***** INPUT MATERIAL *****
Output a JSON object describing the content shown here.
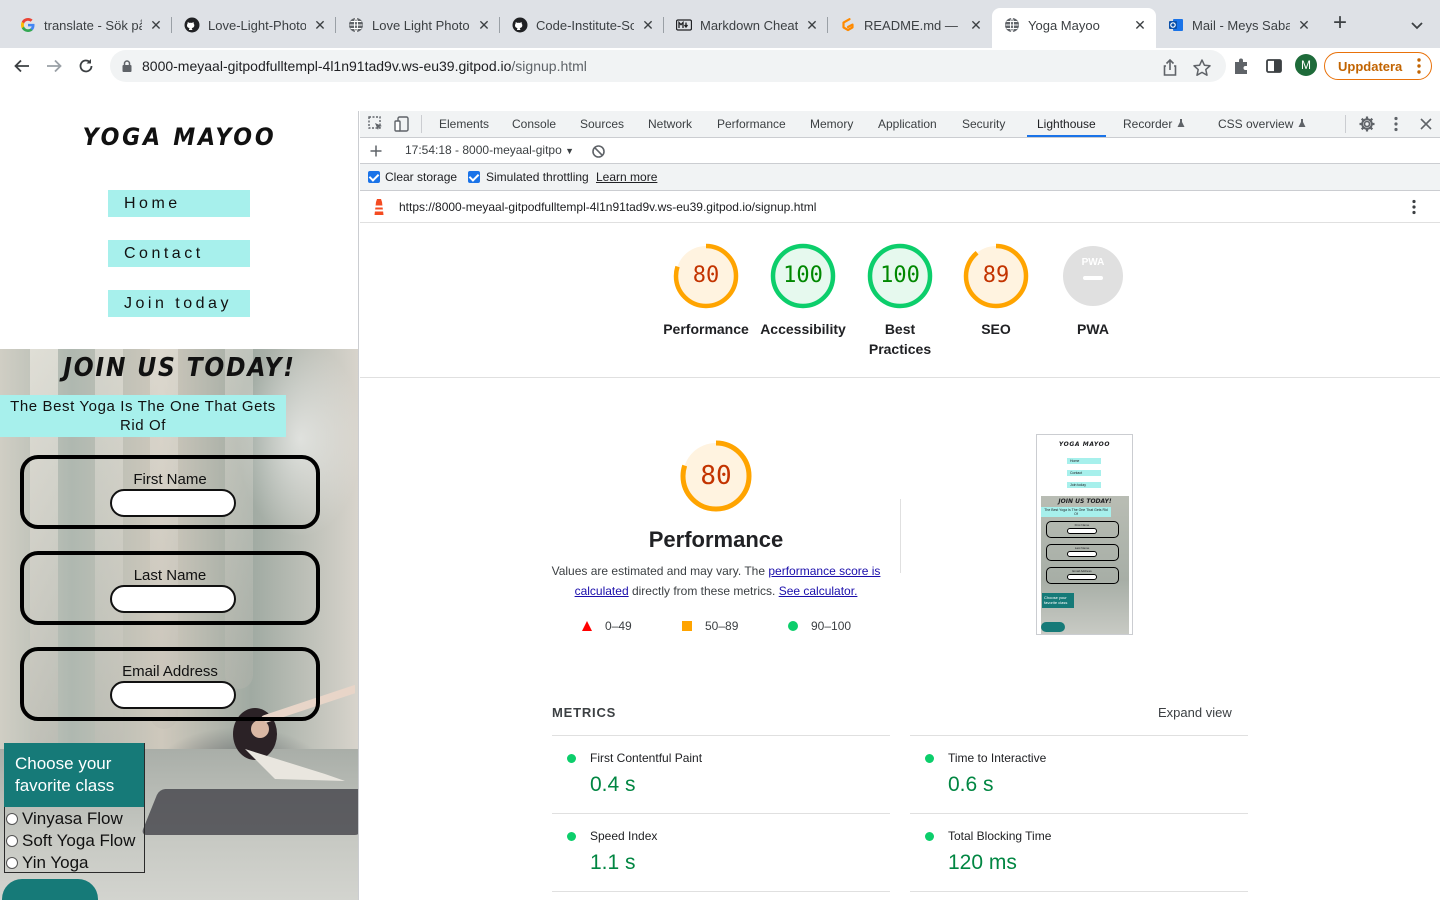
{
  "browser": {
    "tabs": [
      {
        "title": "translate - Sök på",
        "icon": "google-icon"
      },
      {
        "title": "Love-Light-Photo",
        "icon": "github-icon"
      },
      {
        "title": "Love Light Photog",
        "icon": "globe-icon"
      },
      {
        "title": "Code-Institute-So",
        "icon": "github-icon"
      },
      {
        "title": "Markdown Cheat",
        "icon": "markdown-icon"
      },
      {
        "title": "README.md — gi",
        "icon": "gitpod-icon"
      },
      {
        "title": "Yoga Mayoo",
        "icon": "globe-icon",
        "active": true
      },
      {
        "title": "Mail - Meys Saba",
        "icon": "outlook-icon"
      }
    ],
    "url_host": "8000-meyaal-gitpodfulltempl-4l1n91tad9v.ws-eu39.gitpod.io",
    "url_path": "/signup.html",
    "avatar_letter": "M",
    "update_label": "Uppdatera"
  },
  "site": {
    "logo": "YOGA MAYOO",
    "nav": [
      "Home",
      "Contact",
      "Join today"
    ],
    "join_title": "JOIN US TODAY!",
    "tagline": "The Best Yoga Is The One That Gets Rid Of",
    "fields": [
      "First Name",
      "Last Name",
      "Email Address"
    ],
    "class_heading": "Choose your favorite class",
    "classes": [
      "Vinyasa Flow",
      "Soft Yoga Flow",
      "Yin Yoga"
    ]
  },
  "devtools": {
    "tabs": [
      "Elements",
      "Console",
      "Sources",
      "Network",
      "Performance",
      "Memory",
      "Application",
      "Security",
      "Lighthouse",
      "Recorder",
      "CSS overview"
    ],
    "active_tab": "Lighthouse",
    "report_select": "17:54:18 - 8000-meyaal-gitpo",
    "clear_storage": "Clear storage",
    "simulated_throttling": "Simulated throttling",
    "learn_more": "Learn more",
    "report_url": "https://8000-meyaal-gitpodfulltempl-4l1n91tad9v.ws-eu39.gitpod.io/signup.html"
  },
  "lighthouse": {
    "scores": [
      {
        "label": "Performance",
        "value": "80",
        "score": 0.8,
        "color": "#c33300",
        "ring": "#ffa400",
        "fill": "#fff3e0"
      },
      {
        "label": "Accessibility",
        "value": "100",
        "score": 1.0,
        "color": "#008800",
        "ring": "#0cce6b",
        "fill": "#e6f9ee"
      },
      {
        "label": "Best Practices",
        "value": "100",
        "score": 1.0,
        "color": "#008800",
        "ring": "#0cce6b",
        "fill": "#e6f9ee"
      },
      {
        "label": "SEO",
        "value": "89",
        "score": 0.89,
        "color": "#c33300",
        "ring": "#ffa400",
        "fill": "#fff3e0"
      },
      {
        "label": "PWA",
        "value": "",
        "score": 0,
        "color": "#9aa0a6",
        "ring": "#e0e0e0",
        "fill": "#e0e0e0"
      }
    ],
    "pwa_badge": "PWA",
    "main_score": "80",
    "main_score_fraction": 0.8,
    "main_title": "Performance",
    "desc_prefix": "Values are estimated and may vary. The",
    "desc_link1": "performance score is calculated",
    "desc_middle": "directly from these metrics.",
    "desc_link2": "See calculator.",
    "legend": [
      "0–49",
      "50–89",
      "90–100"
    ],
    "metrics_heading": "METRICS",
    "expand_label": "Expand view",
    "metrics": [
      {
        "name": "First Contentful Paint",
        "value": "0.4 s"
      },
      {
        "name": "Time to Interactive",
        "value": "0.6 s"
      },
      {
        "name": "Speed Index",
        "value": "1.1 s"
      },
      {
        "name": "Total Blocking Time",
        "value": "120 ms"
      }
    ],
    "thumbnail": {
      "logo": "YOGA MAYOO",
      "nav": [
        "Home",
        "Contact",
        "Join today"
      ],
      "title": "JOIN US TODAY!",
      "tagline": "The Best Yoga Is The One That Gets Rid Of",
      "fields": [
        "First Name",
        "Last Name",
        "Email Address"
      ],
      "class_heading": "Choose your favorite class"
    }
  }
}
*****
▶ **EXERCISE INSTRUCTIONS**: Transcribe the records above verbatim. Do not carry over any picture.

▶ **CORRECT RESPONSE**:
Output a JSON object describing the content shown here.
{
  "browser": {
    "tabs": [
      {
        "title": "translate - Sök på",
        "icon": "google-icon"
      },
      {
        "title": "Love-Light-Photo",
        "icon": "github-icon"
      },
      {
        "title": "Love Light Photog",
        "icon": "globe-icon"
      },
      {
        "title": "Code-Institute-So",
        "icon": "github-icon"
      },
      {
        "title": "Markdown Cheat",
        "icon": "markdown-icon"
      },
      {
        "title": "README.md — gi",
        "icon": "gitpod-icon"
      },
      {
        "title": "Yoga Mayoo",
        "icon": "globe-icon",
        "active": true
      },
      {
        "title": "Mail - Meys Saba",
        "icon": "outlook-icon"
      }
    ],
    "url_host": "8000-meyaal-gitpodfulltempl-4l1n91tad9v.ws-eu39.gitpod.io",
    "url_path": "/signup.html",
    "avatar_letter": "M",
    "update_label": "Uppdatera"
  },
  "site": {
    "logo": "YOGA MAYOO",
    "nav": [
      "Home",
      "Contact",
      "Join today"
    ],
    "join_title": "JOIN US TODAY!",
    "tagline": "The Best Yoga Is The One That Gets Rid Of",
    "fields": [
      "First Name",
      "Last Name",
      "Email Address"
    ],
    "class_heading": "Choose your favorite class",
    "classes": [
      "Vinyasa Flow",
      "Soft Yoga Flow",
      "Yin Yoga"
    ]
  },
  "devtools": {
    "tabs": [
      "Elements",
      "Console",
      "Sources",
      "Network",
      "Performance",
      "Memory",
      "Application",
      "Security",
      "Lighthouse",
      "Recorder",
      "CSS overview"
    ],
    "active_tab": "Lighthouse",
    "report_select": "17:54:18 - 8000-meyaal-gitpo",
    "clear_storage": "Clear storage",
    "simulated_throttling": "Simulated throttling",
    "learn_more": "Learn more",
    "report_url": "https://8000-meyaal-gitpodfulltempl-4l1n91tad9v.ws-eu39.gitpod.io/signup.html"
  },
  "lighthouse": {
    "scores": [
      {
        "label": "Performance",
        "value": "80",
        "score": 0.8,
        "color": "#c33300",
        "ring": "#ffa400",
        "fill": "#fff3e0"
      },
      {
        "label": "Accessibility",
        "value": "100",
        "score": 1.0,
        "color": "#008800",
        "ring": "#0cce6b",
        "fill": "#e6f9ee"
      },
      {
        "label": "Best Practices",
        "value": "100",
        "score": 1.0,
        "color": "#008800",
        "ring": "#0cce6b",
        "fill": "#e6f9ee"
      },
      {
        "label": "SEO",
        "value": "89",
        "score": 0.89,
        "color": "#c33300",
        "ring": "#ffa400",
        "fill": "#fff3e0"
      },
      {
        "label": "PWA",
        "value": "",
        "score": 0,
        "color": "#9aa0a6",
        "ring": "#e0e0e0",
        "fill": "#e0e0e0"
      }
    ],
    "pwa_badge": "PWA",
    "main_score": "80",
    "main_score_fraction": 0.8,
    "main_title": "Performance",
    "desc_prefix": "Values are estimated and may vary. The",
    "desc_link1": "performance score is calculated",
    "desc_middle": "directly from these metrics.",
    "desc_link2": "See calculator.",
    "legend": [
      "0–49",
      "50–89",
      "90–100"
    ],
    "metrics_heading": "METRICS",
    "expand_label": "Expand view",
    "metrics": [
      {
        "name": "First Contentful Paint",
        "value": "0.4 s"
      },
      {
        "name": "Time to Interactive",
        "value": "0.6 s"
      },
      {
        "name": "Speed Index",
        "value": "1.1 s"
      },
      {
        "name": "Total Blocking Time",
        "value": "120 ms"
      }
    ],
    "thumbnail": {
      "logo": "YOGA MAYOO",
      "nav": [
        "Home",
        "Contact",
        "Join today"
      ],
      "title": "JOIN US TODAY!",
      "tagline": "The Best Yoga Is The One That Gets Rid Of",
      "fields": [
        "First Name",
        "Last Name",
        "Email Address"
      ],
      "class_heading": "Choose your favorite class"
    }
  }
}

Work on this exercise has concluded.